══ Records for the exercise

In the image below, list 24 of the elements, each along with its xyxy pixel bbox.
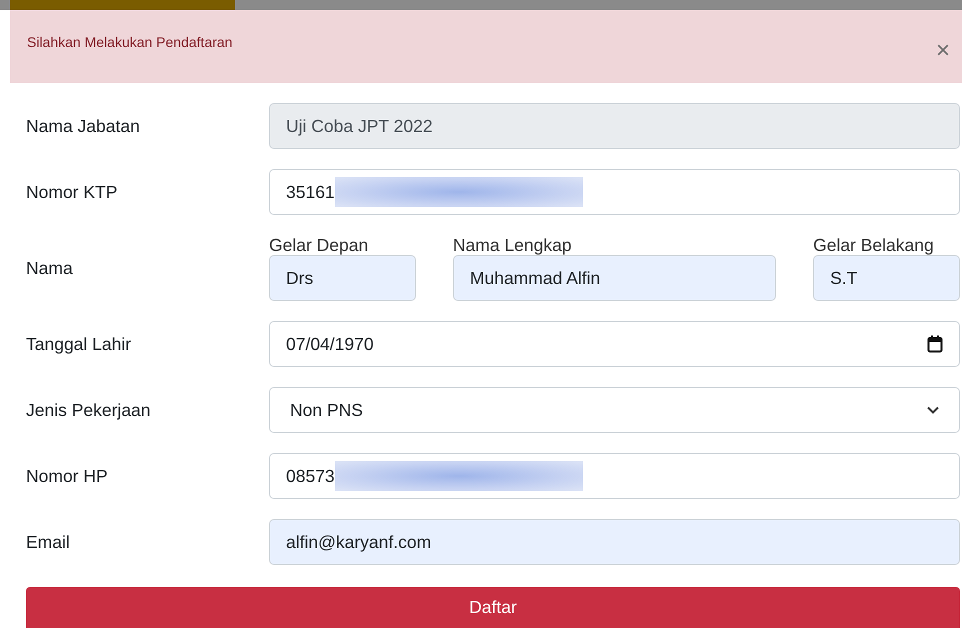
field-label: Nomor HP — [26, 464, 109, 488]
submit-button[interactable]: Daftar — [26, 587, 960, 628]
field-caption: Nama Lengkap — [452, 235, 573, 256]
close-button[interactable]: × — [924, 36, 962, 65]
chevron-down-icon — [927, 406, 939, 414]
input-field[interactable]: 08573 — [269, 453, 960, 500]
select-field[interactable]: Non PNS — [269, 387, 960, 434]
field-label: Nama — [26, 258, 74, 279]
field-label: Email — [26, 530, 71, 554]
input-field[interactable]: alfin@karyanf.com — [269, 519, 960, 566]
field-label: Nama Jabatan — [26, 114, 141, 138]
field-label: Nomor KTP — [26, 180, 118, 204]
input-field[interactable]: Uji Coba JPT 2022 — [269, 103, 960, 150]
field-label: Jenis Pekerjaan — [26, 398, 152, 422]
input-field[interactable]: Muhammad Alfin — [452, 255, 776, 302]
input-field[interactable]: Drs — [269, 255, 416, 302]
input-field[interactable]: 35161 — [269, 169, 960, 216]
field-caption: Gelar Belakang — [813, 235, 935, 256]
date-field[interactable]: 07/04/1970 — [269, 321, 960, 368]
alert-message: Silahkan Melakukan Pendaftaran — [27, 34, 232, 50]
field-caption: Gelar Depan — [269, 235, 370, 256]
input-field[interactable]: S.T — [813, 255, 960, 302]
calendar-icon — [927, 335, 943, 354]
field-label: Tanggal Lahir — [26, 332, 132, 356]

════

**Exercise directions**
Copy out every line of the entries above word for word, leaving out the pictures.

**Task output**
In the image below, list 24 of the elements, each along with its xyxy pixel bbox.
field-label: Nomor HP — [26, 464, 109, 488]
submit-button[interactable]: Daftar — [26, 587, 960, 628]
field-caption: Nama Lengkap — [452, 235, 573, 256]
close-button[interactable]: × — [924, 36, 962, 65]
chevron-down-icon — [927, 406, 939, 414]
input-field[interactable]: 08573 — [269, 453, 960, 500]
select-field[interactable]: Non PNS — [269, 387, 960, 434]
field-label: Nama — [26, 258, 74, 279]
field-label: Email — [26, 530, 71, 554]
input-field[interactable]: alfin@karyanf.com — [269, 519, 960, 566]
field-label: Nama Jabatan — [26, 114, 141, 138]
field-label: Nomor KTP — [26, 180, 118, 204]
input-field[interactable]: Uji Coba JPT 2022 — [269, 103, 960, 150]
field-label: Jenis Pekerjaan — [26, 398, 152, 422]
input-field[interactable]: Muhammad Alfin — [452, 255, 776, 302]
input-field[interactable]: Drs — [269, 255, 416, 302]
input-field[interactable]: 35161 — [269, 169, 960, 216]
field-caption: Gelar Belakang — [813, 235, 935, 256]
date-field[interactable]: 07/04/1970 — [269, 321, 960, 368]
alert-message: Silahkan Melakukan Pendaftaran — [27, 34, 232, 50]
field-caption: Gelar Depan — [269, 235, 370, 256]
input-field[interactable]: S.T — [813, 255, 960, 302]
calendar-icon — [927, 335, 943, 354]
field-label: Tanggal Lahir — [26, 332, 132, 356]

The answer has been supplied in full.